> _Given exercise_
Give, as a bare number, the count of lines that contain the word "document".

> _Exercise materials_
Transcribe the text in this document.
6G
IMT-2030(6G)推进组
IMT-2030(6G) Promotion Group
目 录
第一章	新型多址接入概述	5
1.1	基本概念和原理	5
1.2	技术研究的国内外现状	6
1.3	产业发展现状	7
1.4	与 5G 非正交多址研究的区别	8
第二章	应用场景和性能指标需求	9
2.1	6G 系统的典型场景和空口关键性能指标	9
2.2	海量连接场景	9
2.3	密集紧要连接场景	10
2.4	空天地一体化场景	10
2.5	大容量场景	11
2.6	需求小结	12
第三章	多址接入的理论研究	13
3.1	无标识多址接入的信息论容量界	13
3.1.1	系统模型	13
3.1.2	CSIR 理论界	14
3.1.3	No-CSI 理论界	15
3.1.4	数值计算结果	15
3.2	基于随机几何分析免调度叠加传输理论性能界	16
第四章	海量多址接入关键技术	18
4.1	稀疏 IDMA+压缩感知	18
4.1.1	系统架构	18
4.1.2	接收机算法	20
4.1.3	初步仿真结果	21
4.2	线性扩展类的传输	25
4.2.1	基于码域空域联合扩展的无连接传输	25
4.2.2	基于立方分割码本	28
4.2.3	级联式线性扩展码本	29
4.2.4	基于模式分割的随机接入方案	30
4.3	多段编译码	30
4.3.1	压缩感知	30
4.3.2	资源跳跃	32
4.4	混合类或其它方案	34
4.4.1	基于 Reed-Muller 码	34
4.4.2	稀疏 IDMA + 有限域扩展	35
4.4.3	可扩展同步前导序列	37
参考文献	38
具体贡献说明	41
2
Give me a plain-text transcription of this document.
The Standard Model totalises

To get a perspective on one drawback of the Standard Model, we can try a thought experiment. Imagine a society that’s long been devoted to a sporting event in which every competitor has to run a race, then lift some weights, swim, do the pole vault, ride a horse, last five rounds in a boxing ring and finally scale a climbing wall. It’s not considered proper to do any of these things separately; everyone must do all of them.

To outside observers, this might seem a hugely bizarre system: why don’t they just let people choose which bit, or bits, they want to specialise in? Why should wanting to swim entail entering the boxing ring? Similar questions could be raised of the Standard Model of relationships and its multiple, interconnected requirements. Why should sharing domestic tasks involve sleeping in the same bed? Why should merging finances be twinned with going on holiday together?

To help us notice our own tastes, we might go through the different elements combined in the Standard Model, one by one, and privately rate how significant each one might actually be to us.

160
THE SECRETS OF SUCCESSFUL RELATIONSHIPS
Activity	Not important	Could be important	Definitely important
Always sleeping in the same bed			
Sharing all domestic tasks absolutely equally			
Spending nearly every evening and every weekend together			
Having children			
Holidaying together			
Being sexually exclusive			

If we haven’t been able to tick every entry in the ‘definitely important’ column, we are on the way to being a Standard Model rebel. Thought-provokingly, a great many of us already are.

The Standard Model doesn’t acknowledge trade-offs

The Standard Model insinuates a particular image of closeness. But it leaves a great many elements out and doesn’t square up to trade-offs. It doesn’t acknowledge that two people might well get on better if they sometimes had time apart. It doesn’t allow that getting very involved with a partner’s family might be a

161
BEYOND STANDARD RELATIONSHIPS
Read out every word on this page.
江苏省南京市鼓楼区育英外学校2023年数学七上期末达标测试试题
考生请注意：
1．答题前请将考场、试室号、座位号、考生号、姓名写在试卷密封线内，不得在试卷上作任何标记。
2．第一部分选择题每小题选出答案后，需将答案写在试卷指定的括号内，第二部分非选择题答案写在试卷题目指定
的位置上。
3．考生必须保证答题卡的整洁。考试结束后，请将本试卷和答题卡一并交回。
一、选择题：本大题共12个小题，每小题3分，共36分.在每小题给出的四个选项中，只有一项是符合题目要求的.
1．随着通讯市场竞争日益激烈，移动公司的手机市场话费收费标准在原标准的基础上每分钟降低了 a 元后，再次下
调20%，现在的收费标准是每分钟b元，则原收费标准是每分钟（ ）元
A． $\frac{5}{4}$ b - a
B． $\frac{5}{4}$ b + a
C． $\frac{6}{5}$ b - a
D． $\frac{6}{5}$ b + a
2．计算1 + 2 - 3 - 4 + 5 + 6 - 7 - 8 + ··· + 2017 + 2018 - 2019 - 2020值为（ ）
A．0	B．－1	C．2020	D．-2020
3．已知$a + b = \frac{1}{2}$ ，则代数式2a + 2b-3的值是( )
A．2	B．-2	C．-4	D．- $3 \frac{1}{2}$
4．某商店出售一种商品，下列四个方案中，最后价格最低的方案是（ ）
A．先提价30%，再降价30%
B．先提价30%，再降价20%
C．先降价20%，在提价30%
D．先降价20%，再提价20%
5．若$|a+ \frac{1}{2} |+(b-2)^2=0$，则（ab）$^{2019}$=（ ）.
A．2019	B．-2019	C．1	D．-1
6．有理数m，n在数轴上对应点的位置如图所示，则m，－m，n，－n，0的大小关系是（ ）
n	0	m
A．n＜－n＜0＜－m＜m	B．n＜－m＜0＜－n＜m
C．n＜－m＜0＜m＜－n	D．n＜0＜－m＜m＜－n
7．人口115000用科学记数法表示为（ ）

> _Right answer_
2